Requirement: Check every line below for the string "mean", and copy the lines that contain it.

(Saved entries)
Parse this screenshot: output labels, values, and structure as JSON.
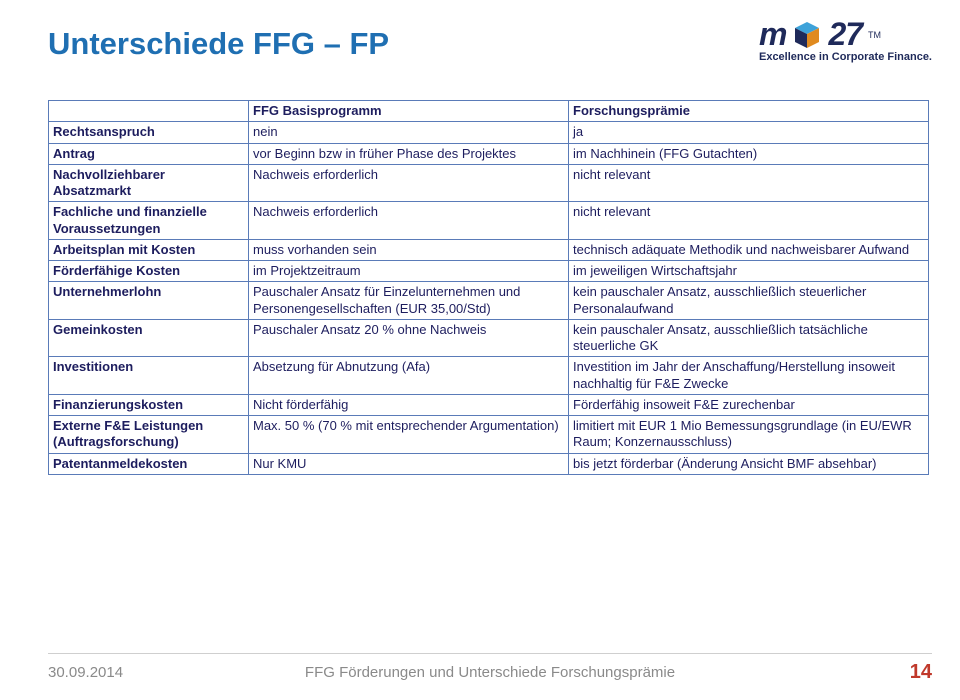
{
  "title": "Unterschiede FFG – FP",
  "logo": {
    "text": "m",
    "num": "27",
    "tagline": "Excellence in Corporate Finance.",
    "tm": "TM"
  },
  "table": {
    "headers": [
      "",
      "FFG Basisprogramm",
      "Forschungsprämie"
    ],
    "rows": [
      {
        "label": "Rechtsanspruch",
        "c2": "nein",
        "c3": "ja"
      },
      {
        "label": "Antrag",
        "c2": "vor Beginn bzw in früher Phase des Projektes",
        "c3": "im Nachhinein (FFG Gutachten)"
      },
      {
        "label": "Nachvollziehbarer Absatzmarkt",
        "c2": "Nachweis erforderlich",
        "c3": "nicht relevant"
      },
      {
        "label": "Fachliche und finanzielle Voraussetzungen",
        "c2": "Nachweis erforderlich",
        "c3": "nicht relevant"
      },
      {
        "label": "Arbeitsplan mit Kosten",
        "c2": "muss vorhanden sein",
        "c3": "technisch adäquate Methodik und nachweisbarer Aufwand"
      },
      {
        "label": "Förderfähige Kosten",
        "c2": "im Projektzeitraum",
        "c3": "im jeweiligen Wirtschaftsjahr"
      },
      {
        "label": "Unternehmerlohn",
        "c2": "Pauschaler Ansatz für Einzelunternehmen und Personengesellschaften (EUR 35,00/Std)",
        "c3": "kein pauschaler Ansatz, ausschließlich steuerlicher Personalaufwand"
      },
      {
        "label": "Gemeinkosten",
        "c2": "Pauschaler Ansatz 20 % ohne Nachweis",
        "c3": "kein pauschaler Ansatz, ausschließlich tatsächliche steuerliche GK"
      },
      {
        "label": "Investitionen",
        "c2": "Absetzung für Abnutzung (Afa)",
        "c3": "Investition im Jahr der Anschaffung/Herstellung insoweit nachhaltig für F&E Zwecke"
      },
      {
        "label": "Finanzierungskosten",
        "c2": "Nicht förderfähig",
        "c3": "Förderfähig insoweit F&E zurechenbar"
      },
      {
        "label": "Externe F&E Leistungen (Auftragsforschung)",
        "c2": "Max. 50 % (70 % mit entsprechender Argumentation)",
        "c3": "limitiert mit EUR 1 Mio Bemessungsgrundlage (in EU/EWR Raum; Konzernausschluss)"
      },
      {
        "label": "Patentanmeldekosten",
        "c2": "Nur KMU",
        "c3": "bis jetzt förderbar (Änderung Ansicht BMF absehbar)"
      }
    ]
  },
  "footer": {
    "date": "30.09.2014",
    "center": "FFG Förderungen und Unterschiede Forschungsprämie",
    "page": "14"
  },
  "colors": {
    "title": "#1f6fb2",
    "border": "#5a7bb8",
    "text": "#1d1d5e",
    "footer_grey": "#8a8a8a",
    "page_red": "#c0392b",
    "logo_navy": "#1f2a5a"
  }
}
...
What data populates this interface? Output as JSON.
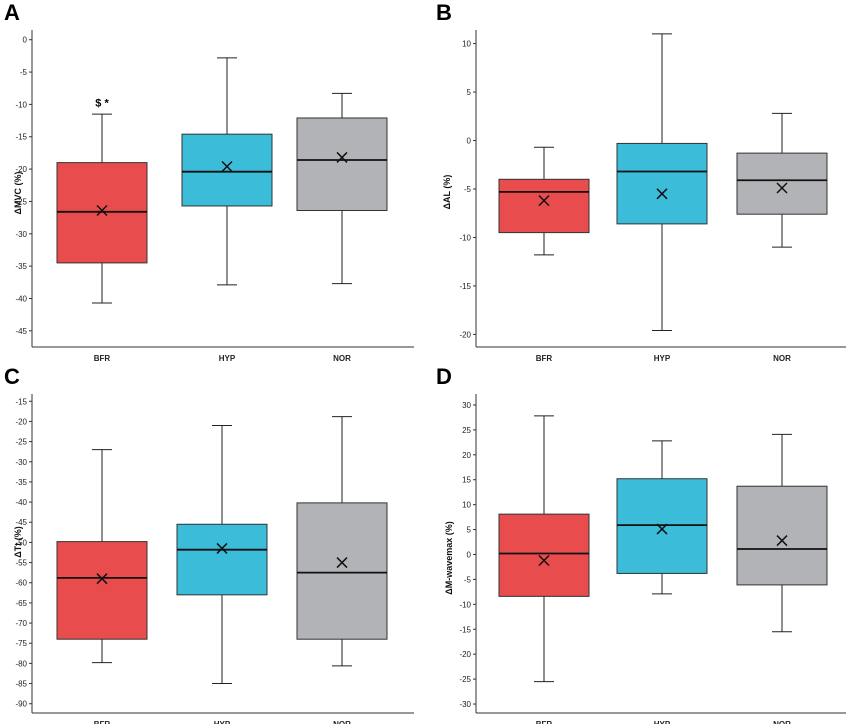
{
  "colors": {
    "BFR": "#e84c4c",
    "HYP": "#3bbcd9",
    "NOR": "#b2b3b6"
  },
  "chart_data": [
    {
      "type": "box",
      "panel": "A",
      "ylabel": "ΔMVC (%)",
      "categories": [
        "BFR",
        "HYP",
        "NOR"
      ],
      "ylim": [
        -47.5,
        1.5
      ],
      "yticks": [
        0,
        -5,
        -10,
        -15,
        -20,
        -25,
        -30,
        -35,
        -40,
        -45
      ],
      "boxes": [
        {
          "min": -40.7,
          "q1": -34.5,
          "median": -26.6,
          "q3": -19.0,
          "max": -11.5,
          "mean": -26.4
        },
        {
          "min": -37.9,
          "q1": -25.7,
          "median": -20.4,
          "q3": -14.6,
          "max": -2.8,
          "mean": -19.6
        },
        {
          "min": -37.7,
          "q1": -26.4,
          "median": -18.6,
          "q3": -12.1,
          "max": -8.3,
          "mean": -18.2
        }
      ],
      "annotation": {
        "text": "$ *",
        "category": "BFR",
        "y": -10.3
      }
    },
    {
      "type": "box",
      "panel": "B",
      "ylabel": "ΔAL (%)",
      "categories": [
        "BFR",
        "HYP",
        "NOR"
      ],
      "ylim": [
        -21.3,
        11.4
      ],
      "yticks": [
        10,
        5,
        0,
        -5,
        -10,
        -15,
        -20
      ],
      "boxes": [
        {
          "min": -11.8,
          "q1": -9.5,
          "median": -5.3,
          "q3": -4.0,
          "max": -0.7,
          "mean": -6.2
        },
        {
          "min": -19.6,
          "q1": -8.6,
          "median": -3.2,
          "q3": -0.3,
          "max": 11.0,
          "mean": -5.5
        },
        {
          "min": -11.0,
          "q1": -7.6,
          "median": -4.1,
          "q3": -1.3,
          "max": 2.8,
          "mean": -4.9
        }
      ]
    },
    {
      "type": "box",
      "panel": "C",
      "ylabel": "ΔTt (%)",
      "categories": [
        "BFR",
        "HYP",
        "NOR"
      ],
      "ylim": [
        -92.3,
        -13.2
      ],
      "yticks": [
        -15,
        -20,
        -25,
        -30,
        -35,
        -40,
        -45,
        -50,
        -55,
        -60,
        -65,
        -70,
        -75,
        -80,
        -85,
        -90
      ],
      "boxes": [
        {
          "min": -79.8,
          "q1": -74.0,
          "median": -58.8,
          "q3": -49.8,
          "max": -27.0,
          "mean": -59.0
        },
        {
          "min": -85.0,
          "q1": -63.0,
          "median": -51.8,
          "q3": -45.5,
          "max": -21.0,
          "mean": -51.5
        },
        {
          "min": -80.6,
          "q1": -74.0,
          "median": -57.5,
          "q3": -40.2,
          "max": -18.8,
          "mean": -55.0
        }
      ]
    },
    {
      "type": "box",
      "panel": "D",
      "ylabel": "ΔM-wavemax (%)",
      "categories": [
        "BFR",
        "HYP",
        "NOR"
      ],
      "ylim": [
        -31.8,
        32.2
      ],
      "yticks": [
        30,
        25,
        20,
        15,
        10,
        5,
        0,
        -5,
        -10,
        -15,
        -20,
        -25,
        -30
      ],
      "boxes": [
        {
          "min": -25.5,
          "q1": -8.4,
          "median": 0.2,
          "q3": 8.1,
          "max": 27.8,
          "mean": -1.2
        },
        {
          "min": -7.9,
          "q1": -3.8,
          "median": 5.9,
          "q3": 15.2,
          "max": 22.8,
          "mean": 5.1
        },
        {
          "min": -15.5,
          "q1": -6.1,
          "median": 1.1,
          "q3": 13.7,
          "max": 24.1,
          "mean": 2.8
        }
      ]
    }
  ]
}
--
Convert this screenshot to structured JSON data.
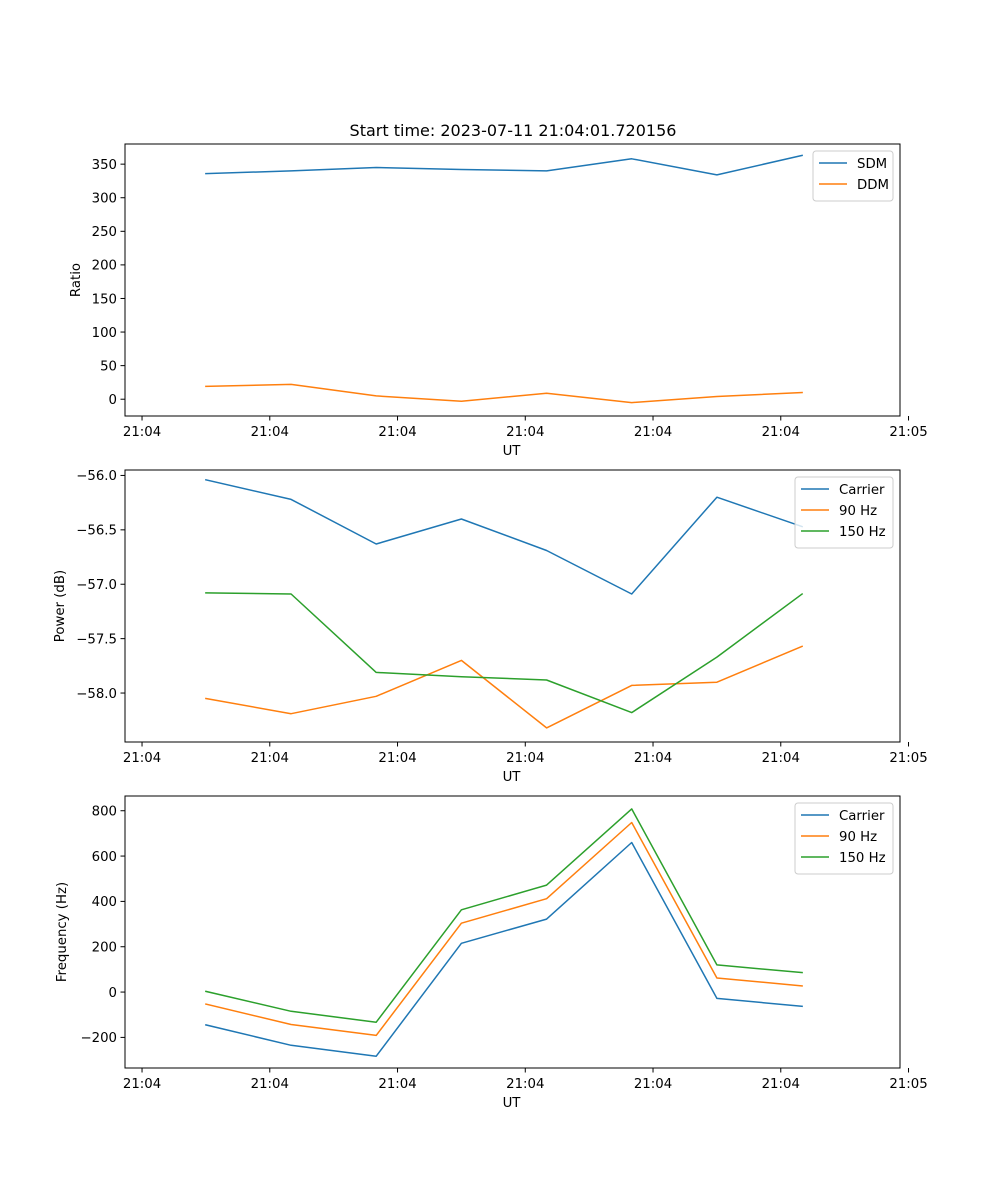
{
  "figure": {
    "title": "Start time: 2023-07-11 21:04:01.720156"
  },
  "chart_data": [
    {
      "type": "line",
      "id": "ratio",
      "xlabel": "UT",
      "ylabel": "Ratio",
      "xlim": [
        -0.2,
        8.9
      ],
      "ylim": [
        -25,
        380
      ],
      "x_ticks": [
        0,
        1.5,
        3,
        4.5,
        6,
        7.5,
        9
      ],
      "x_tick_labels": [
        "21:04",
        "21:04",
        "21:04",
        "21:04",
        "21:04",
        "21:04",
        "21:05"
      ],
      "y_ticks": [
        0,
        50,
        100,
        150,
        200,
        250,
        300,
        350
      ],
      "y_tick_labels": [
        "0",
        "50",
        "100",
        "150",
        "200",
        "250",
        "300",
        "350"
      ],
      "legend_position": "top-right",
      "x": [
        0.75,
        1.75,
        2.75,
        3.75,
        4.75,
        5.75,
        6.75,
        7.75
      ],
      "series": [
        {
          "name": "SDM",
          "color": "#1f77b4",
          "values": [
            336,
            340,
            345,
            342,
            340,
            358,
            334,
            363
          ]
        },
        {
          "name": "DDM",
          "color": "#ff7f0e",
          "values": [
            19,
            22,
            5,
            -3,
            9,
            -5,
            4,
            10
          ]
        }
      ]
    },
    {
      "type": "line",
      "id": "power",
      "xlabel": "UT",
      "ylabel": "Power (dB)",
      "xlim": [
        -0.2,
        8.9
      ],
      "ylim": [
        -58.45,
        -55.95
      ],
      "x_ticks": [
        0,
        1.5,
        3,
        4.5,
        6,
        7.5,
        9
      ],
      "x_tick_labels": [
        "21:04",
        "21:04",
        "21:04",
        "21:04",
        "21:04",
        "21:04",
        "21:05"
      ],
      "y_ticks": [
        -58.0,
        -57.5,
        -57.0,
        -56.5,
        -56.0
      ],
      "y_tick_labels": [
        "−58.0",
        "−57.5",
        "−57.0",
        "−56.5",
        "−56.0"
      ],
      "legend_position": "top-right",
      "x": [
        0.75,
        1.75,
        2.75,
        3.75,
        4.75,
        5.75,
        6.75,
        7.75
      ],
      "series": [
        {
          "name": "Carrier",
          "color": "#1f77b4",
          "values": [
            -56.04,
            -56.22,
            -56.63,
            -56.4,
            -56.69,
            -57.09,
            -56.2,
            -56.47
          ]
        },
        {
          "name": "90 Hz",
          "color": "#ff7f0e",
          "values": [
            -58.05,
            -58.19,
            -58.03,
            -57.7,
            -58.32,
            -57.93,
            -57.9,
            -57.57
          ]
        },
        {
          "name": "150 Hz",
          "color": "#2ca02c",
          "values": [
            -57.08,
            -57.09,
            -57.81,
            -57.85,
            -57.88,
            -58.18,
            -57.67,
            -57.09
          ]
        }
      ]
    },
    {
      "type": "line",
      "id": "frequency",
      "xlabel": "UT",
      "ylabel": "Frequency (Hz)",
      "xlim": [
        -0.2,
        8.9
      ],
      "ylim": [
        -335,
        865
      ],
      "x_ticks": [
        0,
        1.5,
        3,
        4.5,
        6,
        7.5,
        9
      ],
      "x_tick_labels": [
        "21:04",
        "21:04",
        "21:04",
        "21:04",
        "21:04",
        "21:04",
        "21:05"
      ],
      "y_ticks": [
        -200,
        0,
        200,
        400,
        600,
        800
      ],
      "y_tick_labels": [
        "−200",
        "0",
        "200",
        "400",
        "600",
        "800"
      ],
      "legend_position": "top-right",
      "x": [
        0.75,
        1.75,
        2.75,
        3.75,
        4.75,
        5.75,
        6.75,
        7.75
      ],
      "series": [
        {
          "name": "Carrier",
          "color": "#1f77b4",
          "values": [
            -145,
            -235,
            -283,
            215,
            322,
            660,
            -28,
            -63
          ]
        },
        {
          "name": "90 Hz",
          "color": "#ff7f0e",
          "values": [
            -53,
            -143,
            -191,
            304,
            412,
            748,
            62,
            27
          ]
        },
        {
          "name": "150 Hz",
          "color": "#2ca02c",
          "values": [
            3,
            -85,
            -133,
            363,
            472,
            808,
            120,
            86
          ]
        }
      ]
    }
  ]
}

Worked answer:
          "mean": -26.4
          "mean": -19.6
          "mean": -18.2
          "mean": -6.2
          "mean": -5.5
          "mean": -4.9
          "mean": -59.0
          "mean": -51.5
          "mean": -55.0
          "mean": -1.2
          "mean": 5.1
          "mean": 2.8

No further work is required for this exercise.